WHAT YOU HAVE TO DO: Transcribe each record exactly. Include every one.

[Extracted records]
★ ★ ★ ★ ★

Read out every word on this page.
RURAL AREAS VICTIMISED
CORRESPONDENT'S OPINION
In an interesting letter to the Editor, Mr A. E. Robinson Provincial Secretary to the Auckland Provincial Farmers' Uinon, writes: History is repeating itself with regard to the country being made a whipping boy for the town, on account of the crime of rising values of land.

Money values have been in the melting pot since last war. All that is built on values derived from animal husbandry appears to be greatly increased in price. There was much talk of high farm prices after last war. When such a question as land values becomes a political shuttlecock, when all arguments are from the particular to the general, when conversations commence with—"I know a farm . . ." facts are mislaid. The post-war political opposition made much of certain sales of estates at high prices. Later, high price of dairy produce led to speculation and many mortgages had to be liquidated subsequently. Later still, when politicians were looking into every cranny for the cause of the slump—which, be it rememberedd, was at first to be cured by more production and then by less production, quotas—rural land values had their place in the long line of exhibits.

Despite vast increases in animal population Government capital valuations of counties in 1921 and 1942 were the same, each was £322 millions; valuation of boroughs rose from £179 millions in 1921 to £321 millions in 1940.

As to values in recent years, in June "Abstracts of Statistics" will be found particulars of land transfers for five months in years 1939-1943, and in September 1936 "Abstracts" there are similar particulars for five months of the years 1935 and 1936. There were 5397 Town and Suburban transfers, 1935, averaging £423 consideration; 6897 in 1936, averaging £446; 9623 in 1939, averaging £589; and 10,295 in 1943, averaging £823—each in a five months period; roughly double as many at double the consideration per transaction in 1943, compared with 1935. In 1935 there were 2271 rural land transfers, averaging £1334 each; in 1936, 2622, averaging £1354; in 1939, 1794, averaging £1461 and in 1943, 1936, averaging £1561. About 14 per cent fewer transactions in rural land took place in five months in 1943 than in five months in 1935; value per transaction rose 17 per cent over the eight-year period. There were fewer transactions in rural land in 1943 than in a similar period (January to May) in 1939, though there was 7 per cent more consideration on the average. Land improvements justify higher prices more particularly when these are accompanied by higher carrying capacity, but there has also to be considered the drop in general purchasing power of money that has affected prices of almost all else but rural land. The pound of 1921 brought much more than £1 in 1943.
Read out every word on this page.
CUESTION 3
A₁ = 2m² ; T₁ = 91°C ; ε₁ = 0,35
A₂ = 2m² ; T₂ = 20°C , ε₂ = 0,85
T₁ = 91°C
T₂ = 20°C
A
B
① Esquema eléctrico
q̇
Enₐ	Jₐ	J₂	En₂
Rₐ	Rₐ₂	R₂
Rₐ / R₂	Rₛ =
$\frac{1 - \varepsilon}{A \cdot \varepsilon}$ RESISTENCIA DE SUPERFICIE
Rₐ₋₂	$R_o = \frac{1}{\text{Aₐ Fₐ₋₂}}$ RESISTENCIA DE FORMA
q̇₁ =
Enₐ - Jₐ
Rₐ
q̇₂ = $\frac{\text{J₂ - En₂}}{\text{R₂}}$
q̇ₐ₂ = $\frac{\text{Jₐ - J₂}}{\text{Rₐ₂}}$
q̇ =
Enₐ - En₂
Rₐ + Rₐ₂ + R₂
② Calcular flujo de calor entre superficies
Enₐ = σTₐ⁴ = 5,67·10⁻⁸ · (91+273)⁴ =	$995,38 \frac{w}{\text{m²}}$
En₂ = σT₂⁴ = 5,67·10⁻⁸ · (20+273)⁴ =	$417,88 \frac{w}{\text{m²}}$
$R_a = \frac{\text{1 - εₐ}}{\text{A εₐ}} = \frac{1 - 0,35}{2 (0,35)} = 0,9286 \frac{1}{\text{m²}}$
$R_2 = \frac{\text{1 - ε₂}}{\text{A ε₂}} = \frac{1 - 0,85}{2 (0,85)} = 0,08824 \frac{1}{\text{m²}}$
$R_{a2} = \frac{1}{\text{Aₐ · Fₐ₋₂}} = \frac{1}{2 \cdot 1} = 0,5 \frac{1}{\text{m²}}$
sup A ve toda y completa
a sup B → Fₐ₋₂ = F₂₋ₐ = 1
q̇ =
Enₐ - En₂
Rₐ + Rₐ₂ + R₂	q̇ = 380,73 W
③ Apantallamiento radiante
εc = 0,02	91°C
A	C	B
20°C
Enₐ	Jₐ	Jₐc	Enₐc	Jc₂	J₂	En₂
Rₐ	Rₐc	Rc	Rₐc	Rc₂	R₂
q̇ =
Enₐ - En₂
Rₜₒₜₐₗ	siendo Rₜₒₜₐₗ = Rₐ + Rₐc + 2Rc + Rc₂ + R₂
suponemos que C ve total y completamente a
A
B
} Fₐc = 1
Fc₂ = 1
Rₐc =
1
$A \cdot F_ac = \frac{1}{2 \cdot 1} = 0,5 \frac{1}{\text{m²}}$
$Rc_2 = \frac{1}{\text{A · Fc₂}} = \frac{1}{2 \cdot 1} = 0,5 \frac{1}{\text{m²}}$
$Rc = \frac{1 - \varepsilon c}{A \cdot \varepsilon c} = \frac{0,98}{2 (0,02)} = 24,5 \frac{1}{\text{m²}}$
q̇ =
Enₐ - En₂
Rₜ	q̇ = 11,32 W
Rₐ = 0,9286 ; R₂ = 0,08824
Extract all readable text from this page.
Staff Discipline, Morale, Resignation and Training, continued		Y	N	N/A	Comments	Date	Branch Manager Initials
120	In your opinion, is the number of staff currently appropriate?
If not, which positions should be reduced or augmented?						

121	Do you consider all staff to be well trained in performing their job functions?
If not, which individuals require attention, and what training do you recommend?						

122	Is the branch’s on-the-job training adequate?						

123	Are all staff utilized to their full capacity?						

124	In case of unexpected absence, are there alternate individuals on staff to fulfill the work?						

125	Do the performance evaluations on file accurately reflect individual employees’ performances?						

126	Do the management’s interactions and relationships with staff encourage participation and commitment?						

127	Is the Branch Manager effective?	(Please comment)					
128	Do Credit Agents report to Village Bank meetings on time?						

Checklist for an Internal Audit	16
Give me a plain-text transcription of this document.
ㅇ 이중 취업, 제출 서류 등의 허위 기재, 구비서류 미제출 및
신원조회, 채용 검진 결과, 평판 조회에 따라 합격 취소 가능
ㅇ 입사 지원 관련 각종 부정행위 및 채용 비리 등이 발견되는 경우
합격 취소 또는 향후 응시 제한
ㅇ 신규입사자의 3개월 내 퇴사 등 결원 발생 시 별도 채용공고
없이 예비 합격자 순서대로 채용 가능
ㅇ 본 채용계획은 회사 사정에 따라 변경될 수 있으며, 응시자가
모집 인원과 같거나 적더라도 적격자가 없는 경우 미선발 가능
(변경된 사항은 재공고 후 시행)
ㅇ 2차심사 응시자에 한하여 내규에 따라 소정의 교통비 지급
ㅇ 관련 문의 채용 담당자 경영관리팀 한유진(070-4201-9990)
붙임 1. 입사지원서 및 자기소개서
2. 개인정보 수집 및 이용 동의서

★ ★ ★ ★ ★

EXPECTED ANSWER:
Read out every word on this page.
RURAL AREAS VICTIMISED
CORRESPONDENT'S OPINION
In an interesting letter to the Editor, Mr A. E. Robinson Provincial Secretary to the Auckland Provincial Farmers' Uinon, writes: History is repeating itself with regard to the country being made a whipping boy for the town, on account of the crime of rising values of land.

Money values have been in the melting pot since last war. All that is built on values derived from animal husbandry appears to be greatly increased in price. There was much talk of high farm prices after last war. When such a question as land values becomes a political shuttlecock, when all arguments are from the particular to the general, when conversations commence with—"I know a farm . . ." facts are mislaid. The post-war political opposition made much of certain sales of estates at high prices. Later, high price of dairy produce led to speculation and many mortgages had to be liquidated subsequently. Later still, when politicians were looking into every cranny for the cause of the slump—which, be it rememberedd, was at first to be cured by more production and then by less production, quotas—rural land values had their place in the long line of exhibits.

Despite vast increases in animal population Government capital valuations of counties in 1921 and 1942 were the same, each was £322 millions; valuation of boroughs rose from £179 millions in 1921 to £321 millions in 1940.

As to values in recent years, in June "Abstracts of Statistics" will be found particulars of land transfers for five months in years 1939-1943, and in September 1936 "Abstracts" there are similar particulars for five months of the years 1935 and 1936. There were 5397 Town and Suburban transfers, 1935, averaging £423 consideration; 6897 in 1936, averaging £446; 9623 in 1939, averaging £589; and 10,295 in 1943, averaging £823—each in a five months period; roughly double as many at double the consideration per transaction in 1943, compared with 1935. In 1935 there were 2271 rural land transfers, averaging £1334 each; in 1936, 2622, averaging £1354; in 1939, 1794, averaging £1461 and in 1943, 1936, averaging £1561. About 14 per cent fewer transactions in rural land took place in five months in 1943 than in five months in 1935; value per transaction rose 17 per cent over the eight-year period. There were fewer transactions in rural land in 1943 than in a similar period (January to May) in 1939, though there was 7 per cent more consideration on the average. Land improvements justify higher prices more particularly when these are accompanied by higher carrying capacity, but there has also to be considered the drop in general purchasing power of money that has affected prices of almost all else but rural land. The pound of 1921 brought much more than £1 in 1943.
Read out every word on this page.
CUESTION 3
A₁ = 2m² ; T₁ = 91°C ; ε₁ = 0,35
A₂ = 2m² ; T₂ = 20°C , ε₂ = 0,85
T₁ = 91°C
T₂ = 20°C
A
B
① Esquema eléctrico
q̇
Enₐ	Jₐ	J₂	En₂
Rₐ	Rₐ₂	R₂
Rₐ / R₂	Rₛ =
$\frac{1 - \varepsilon}{A \cdot \varepsilon}$ RESISTENCIA DE SUPERFICIE
Rₐ₋₂	$R_o = \frac{1}{\text{Aₐ Fₐ₋₂}}$ RESISTENCIA DE FORMA
q̇₁ =
Enₐ - Jₐ
Rₐ
q̇₂ = $\frac{\text{J₂ - En₂}}{\text{R₂}}$
q̇ₐ₂ = $\frac{\text{Jₐ - J₂}}{\text{Rₐ₂}}$
q̇ =
Enₐ - En₂
Rₐ + Rₐ₂ + R₂
② Calcular flujo de calor entre superficies
Enₐ = σTₐ⁴ = 5,67·10⁻⁸ · (91+273)⁴ =	$995,38 \frac{w}{\text{m²}}$
En₂ = σT₂⁴ = 5,67·10⁻⁸ · (20+273)⁴ =	$417,88 \frac{w}{\text{m²}}$
$R_a = \frac{\text{1 - εₐ}}{\text{A εₐ}} = \frac{1 - 0,35}{2 (0,35)} = 0,9286 \frac{1}{\text{m²}}$
$R_2 = \frac{\text{1 - ε₂}}{\text{A ε₂}} = \frac{1 - 0,85}{2 (0,85)} = 0,08824 \frac{1}{\text{m²}}$
$R_{a2} = \frac{1}{\text{Aₐ · Fₐ₋₂}} = \frac{1}{2 \cdot 1} = 0,5 \frac{1}{\text{m²}}$
sup A ve toda y completa
a sup B → Fₐ₋₂ = F₂₋ₐ = 1
q̇ =
Enₐ - En₂
Rₐ + Rₐ₂ + R₂	q̇ = 380,73 W
③ Apantallamiento radiante
εc = 0,02	91°C
A	C	B
20°C
Enₐ	Jₐ	Jₐc	Enₐc	Jc₂	J₂	En₂
Rₐ	Rₐc	Rc	Rₐc	Rc₂	R₂
q̇ =
Enₐ - En₂
Rₜₒₜₐₗ	siendo Rₜₒₜₐₗ = Rₐ + Rₐc + 2Rc + Rc₂ + R₂
suponemos que C ve total y completamente a
A
B
} Fₐc = 1
Fc₂ = 1
Rₐc =
1
$A \cdot F_ac = \frac{1}{2 \cdot 1} = 0,5 \frac{1}{\text{m²}}$
$Rc_2 = \frac{1}{\text{A · Fc₂}} = \frac{1}{2 \cdot 1} = 0,5 \frac{1}{\text{m²}}$
$Rc = \frac{1 - \varepsilon c}{A \cdot \varepsilon c} = \frac{0,98}{2 (0,02)} = 24,5 \frac{1}{\text{m²}}$
q̇ =
Enₐ - En₂
Rₜ	q̇ = 11,32 W
Rₐ = 0,9286 ; R₂ = 0,08824
Extract all readable text from this page.
Staff Discipline, Morale, Resignation and Training, continued		Y	N	N/A	Comments	Date	Branch Manager Initials
120	In your opinion, is the number of staff currently appropriate?
If not, which positions should be reduced or augmented?						

121	Do you consider all staff to be well trained in performing their job functions?
If not, which individuals require attention, and what training do you recommend?						

122	Is the branch’s on-the-job training adequate?						

123	Are all staff utilized to their full capacity?						

124	In case of unexpected absence, are there alternate individuals on staff to fulfill the work?						

125	Do the performance evaluations on file accurately reflect individual employees’ performances?						

126	Do the management’s interactions and relationships with staff encourage participation and commitment?						

127	Is the Branch Manager effective?	(Please comment)					
128	Do Credit Agents report to Village Bank meetings on time?						

Checklist for an Internal Audit	16
Give me a plain-text transcription of this document.
ㅇ 이중 취업, 제출 서류 등의 허위 기재, 구비서류 미제출 및
신원조회, 채용 검진 결과, 평판 조회에 따라 합격 취소 가능
ㅇ 입사 지원 관련 각종 부정행위 및 채용 비리 등이 발견되는 경우
합격 취소 또는 향후 응시 제한
ㅇ 신규입사자의 3개월 내 퇴사 등 결원 발생 시 별도 채용공고
없이 예비 합격자 순서대로 채용 가능
ㅇ 본 채용계획은 회사 사정에 따라 변경될 수 있으며, 응시자가
모집 인원과 같거나 적더라도 적격자가 없는 경우 미선발 가능
(변경된 사항은 재공고 후 시행)
ㅇ 2차심사 응시자에 한하여 내규에 따라 소정의 교통비 지급
ㅇ 관련 문의 채용 담당자 경영관리팀 한유진(070-4201-9990)
붙임 1. 입사지원서 및 자기소개서
2. 개인정보 수집 및 이용 동의서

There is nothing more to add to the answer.